GPU as a Service
Be faster, more intuitive and more efficient, accessing GPU power in a way that fits your business needs.
Dedicated GPU Resources. No Compromise.
GPUs are exceptional for their ability to execute multiple tasks simultaneously, allowing them to handle the computational demands of a high-volume data processing and analysis tasks. This offering leverages NVIDIA’s Multi-Instance GPU (MIG) technology, a hardware-level capable of securely dividing a physical NVIDIA H200 GPU into up to seven independent, isolated instances. Unlike software-based virtualisation, each MIG instance has its own dedicated compute cores, high-bandwidth memory, and cache. This guarantees Quality of Service (QoS), ensuring that a client’s workload performance is predictable and unaffected by other tenants on the same physical hardware.
The entire environment is orchestrated by the NVIDIA AI Enterprise software suite, which provides the essential components for a seamless user experience.

=======

## Task 1
Reproduce word for word the stretch of the listing from its first line through the line containing "renta-badge: RENTA 2022 [458, 246, 536, 266]".
## Task 2
Write the next part of the GPU as a Service page, picking up after its last sentence.
The GPU service page has no connection to the listing that comes after it.

=======

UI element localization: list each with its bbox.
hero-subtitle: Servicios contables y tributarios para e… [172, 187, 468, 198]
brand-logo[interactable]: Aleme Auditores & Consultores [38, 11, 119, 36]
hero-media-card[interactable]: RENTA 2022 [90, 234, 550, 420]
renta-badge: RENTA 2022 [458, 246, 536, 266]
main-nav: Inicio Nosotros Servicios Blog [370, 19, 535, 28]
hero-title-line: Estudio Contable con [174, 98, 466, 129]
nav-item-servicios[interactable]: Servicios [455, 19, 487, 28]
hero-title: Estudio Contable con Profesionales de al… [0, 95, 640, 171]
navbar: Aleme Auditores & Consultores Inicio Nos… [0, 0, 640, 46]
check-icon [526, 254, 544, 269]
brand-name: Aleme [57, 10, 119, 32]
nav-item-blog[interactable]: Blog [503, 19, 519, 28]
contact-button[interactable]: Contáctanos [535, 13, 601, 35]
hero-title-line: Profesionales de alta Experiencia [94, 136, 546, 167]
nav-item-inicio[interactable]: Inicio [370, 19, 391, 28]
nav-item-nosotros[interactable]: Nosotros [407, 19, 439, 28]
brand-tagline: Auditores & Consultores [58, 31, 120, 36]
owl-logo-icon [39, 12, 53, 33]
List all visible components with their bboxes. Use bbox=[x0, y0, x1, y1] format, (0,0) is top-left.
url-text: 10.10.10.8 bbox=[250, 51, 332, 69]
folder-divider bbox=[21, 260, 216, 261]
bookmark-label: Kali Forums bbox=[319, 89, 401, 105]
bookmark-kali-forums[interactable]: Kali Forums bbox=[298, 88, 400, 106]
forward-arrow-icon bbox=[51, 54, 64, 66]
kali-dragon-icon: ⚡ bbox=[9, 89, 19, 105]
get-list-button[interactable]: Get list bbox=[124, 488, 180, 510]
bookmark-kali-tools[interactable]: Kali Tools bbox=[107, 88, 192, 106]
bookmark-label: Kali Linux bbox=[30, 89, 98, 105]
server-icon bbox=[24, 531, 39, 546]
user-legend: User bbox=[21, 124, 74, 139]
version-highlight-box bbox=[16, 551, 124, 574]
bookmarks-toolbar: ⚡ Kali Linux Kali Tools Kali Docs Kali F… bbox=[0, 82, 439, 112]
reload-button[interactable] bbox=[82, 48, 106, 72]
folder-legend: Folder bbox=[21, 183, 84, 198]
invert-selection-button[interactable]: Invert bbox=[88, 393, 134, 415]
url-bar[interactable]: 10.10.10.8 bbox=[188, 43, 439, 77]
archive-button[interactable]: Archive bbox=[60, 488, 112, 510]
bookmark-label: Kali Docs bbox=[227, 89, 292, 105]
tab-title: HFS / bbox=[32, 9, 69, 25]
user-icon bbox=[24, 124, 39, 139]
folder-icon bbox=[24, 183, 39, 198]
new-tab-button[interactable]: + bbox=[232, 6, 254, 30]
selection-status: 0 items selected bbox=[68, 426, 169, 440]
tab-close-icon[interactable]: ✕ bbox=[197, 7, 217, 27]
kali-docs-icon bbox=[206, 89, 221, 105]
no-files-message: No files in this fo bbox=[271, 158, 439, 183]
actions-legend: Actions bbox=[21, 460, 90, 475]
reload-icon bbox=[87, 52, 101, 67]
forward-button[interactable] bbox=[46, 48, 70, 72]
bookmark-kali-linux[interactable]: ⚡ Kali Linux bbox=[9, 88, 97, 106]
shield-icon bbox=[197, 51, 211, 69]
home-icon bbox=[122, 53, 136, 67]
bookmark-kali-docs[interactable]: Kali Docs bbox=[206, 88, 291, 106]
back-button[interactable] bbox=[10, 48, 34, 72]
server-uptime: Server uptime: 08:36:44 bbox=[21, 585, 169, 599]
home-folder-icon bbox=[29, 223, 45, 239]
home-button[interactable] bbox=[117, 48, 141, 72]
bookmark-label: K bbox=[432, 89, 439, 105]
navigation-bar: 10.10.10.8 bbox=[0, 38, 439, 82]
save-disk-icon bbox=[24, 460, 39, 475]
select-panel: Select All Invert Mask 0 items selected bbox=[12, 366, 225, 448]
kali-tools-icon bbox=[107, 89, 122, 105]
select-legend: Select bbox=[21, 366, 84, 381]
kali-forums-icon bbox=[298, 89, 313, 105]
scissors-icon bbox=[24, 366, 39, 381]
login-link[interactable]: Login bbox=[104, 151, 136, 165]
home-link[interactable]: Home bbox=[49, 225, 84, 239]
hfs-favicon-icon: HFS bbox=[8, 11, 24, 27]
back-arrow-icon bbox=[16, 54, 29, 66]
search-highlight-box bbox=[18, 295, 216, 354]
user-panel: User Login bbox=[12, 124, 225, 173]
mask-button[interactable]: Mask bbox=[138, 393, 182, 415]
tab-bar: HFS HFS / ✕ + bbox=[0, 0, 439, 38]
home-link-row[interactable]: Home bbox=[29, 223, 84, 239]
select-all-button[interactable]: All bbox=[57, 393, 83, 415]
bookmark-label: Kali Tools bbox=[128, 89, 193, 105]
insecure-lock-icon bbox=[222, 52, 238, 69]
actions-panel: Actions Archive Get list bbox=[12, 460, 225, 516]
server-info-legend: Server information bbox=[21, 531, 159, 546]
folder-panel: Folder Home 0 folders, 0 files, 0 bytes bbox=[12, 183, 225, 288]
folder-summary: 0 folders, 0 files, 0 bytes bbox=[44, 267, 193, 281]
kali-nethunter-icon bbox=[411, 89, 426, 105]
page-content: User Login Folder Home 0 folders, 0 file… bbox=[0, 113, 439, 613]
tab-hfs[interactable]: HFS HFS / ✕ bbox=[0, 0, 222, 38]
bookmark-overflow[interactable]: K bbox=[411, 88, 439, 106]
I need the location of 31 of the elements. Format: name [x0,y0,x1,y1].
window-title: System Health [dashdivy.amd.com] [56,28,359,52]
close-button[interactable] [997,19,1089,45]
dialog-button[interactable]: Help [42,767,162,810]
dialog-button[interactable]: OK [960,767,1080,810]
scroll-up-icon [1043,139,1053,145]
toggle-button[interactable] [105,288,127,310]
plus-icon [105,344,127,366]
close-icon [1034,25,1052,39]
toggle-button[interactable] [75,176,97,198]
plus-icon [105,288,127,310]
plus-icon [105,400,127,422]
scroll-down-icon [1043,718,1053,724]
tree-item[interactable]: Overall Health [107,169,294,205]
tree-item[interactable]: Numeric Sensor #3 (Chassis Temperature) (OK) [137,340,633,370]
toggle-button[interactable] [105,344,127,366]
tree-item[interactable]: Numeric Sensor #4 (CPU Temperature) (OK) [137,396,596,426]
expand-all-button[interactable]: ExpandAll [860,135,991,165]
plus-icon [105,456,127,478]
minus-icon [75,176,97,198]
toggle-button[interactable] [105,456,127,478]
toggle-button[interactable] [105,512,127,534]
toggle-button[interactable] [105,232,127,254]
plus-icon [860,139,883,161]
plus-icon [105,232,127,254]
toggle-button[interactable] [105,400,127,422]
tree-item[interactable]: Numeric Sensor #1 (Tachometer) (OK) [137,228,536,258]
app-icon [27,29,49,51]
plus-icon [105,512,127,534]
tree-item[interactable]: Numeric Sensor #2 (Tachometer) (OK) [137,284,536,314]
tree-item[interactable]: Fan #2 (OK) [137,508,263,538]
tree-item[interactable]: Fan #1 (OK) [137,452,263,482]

=======

## Result 1
UI element localization: list each with its bbox.
hero-subtitle: Servicios contables y tributarios para e… [172, 187, 468, 198]
brand-logo[interactable]: Aleme Auditores & Consultores [38, 11, 119, 36]
hero-media-card[interactable]: RENTA 2022 [90, 234, 550, 420]
renta-badge: RENTA 2022 [458, 246, 536, 266]

## Result 2
On Demand
On-Demand is the most flexible model for accessing H200 GPU power. Clients pay only for the exact amount of compute time they use, billed by hour, with no upfront costs or long-term contracts.
This plan is best suited for:
- New Customers who want to try the platform without committing to a long-term plan.
- Businesses with unpredictable workloads who need a plan that can adapt to their company’s demands.
- Developers and researchers who are running short-term tests and prototyping new models.
Reserved
The Reserved model is a strategic commitment involving committing to a specific amount of H200 GPU capacity for 1 to 5-year terms, they receive a substantial discount on the hourly rate. This provides a guarantee that the capacity they have paid for will always be available for their workloads.
This plan is best suited for:
- Businesses with stable production workloads that require applications to run around the clock.
- Budget-conscious organizations that want highly predictable and manageable costs.
- Companies with mission-critical applications and AI services that can’t be without computer power.
Spot
Take advantage of our unused GPU capacity. The most critical aspect of Spot instances is that they can be interrupted or “pre-empted” with very short notice. If we need that capacity to serve an On-Demand or Reserved customer, the Spot instance will be terminated. It is the most cost-effective way to access powerful H200 GPU resources.
This plan is best suited for:
- Highly cost-sensitive projects, such as start-ups or academic research, need to process massive amounts of data on a tight budget.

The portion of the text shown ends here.